* TASK DETAILS *
Quote the records that follow in full, leaving the pictures out.

* INPUT MATERIAL *

►

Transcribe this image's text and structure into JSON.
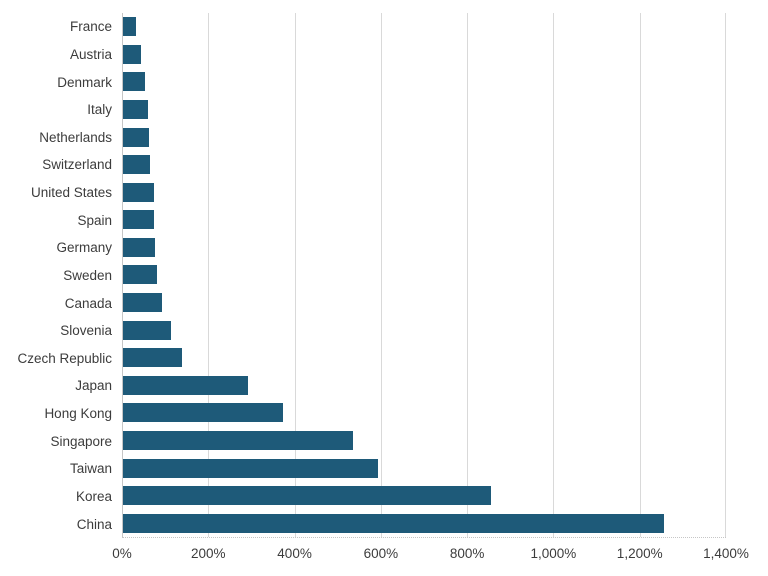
{
  "chart_data": {
    "type": "bar",
    "orientation": "horizontal",
    "title": "",
    "xlabel": "",
    "ylabel": "",
    "unit": "%",
    "categories": [
      "France",
      "Austria",
      "Denmark",
      "Italy",
      "Netherlands",
      "Switzerland",
      "United States",
      "Spain",
      "Germany",
      "Sweden",
      "Canada",
      "Slovenia",
      "Czech Republic",
      "Japan",
      "Hong Kong",
      "Singapore",
      "Taiwan",
      "Korea",
      "China"
    ],
    "values": [
      31,
      42,
      52,
      57,
      60,
      63,
      71,
      72,
      74,
      78,
      91,
      112,
      136,
      289,
      372,
      532,
      590,
      852,
      1254
    ],
    "xlim": [
      0,
      1400
    ],
    "x_ticks": [
      0,
      200,
      400,
      600,
      800,
      1000,
      1200,
      1400
    ],
    "x_tick_labels": [
      "0%",
      "200%",
      "400%",
      "600%",
      "800%",
      "1,000%",
      "1,200%",
      "1,400%"
    ],
    "grid": "vertical-on",
    "legend": "none",
    "sort_order": "ascending-top-to-bottom"
  },
  "colors": {
    "bar": "#1E5A79",
    "gridline": "#d9d9d9",
    "axis_line": "#c6c6c6",
    "text": "#3c3c3c",
    "background": "#ffffff"
  }
}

◄

* ANSWER IN FULL *
Transcribe this image's text and structure into JSON.
{
  "chart_data": {
    "type": "bar",
    "orientation": "horizontal",
    "title": "",
    "xlabel": "",
    "ylabel": "",
    "unit": "%",
    "categories": [
      "France",
      "Austria",
      "Denmark",
      "Italy",
      "Netherlands",
      "Switzerland",
      "United States",
      "Spain",
      "Germany",
      "Sweden",
      "Canada",
      "Slovenia",
      "Czech Republic",
      "Japan",
      "Hong Kong",
      "Singapore",
      "Taiwan",
      "Korea",
      "China"
    ],
    "values": [
      31,
      42,
      52,
      57,
      60,
      63,
      71,
      72,
      74,
      78,
      91,
      112,
      136,
      289,
      372,
      532,
      590,
      852,
      1254
    ],
    "xlim": [
      0,
      1400
    ],
    "x_ticks": [
      0,
      200,
      400,
      600,
      800,
      1000,
      1200,
      1400
    ],
    "x_tick_labels": [
      "0%",
      "200%",
      "400%",
      "600%",
      "800%",
      "1,000%",
      "1,200%",
      "1,400%"
    ],
    "grid": "vertical-on",
    "legend": "none",
    "sort_order": "ascending-top-to-bottom"
  },
  "colors": {
    "bar": "#1E5A79",
    "gridline": "#d9d9d9",
    "axis_line": "#c6c6c6",
    "text": "#3c3c3c",
    "background": "#ffffff"
  }
}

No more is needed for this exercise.